### MATERIAL SHOWN
■ ■ ■ ■ ■

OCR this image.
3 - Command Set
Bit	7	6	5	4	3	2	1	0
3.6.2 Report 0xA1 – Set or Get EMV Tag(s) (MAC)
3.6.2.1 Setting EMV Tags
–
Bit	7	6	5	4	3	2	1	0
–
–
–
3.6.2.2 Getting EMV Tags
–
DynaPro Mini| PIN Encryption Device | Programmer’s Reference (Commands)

■ ■ ■ ■ ■

Every line of the material must be returned exactly as it appears.

OCR this image.
3 - Command Set
Bit	7	6	5	4	3	2	1	0
3.6.2 Report 0xA1 – Set or Get EMV Tag(s) (MAC)
3.6.2.1 Setting EMV Tags
–
Bit	7	6	5	4	3	2	1	0
–
–
–
3.6.2.2 Getting EMV Tags
–
DynaPro Mini| PIN Encryption Device | Programmer’s Reference (Commands)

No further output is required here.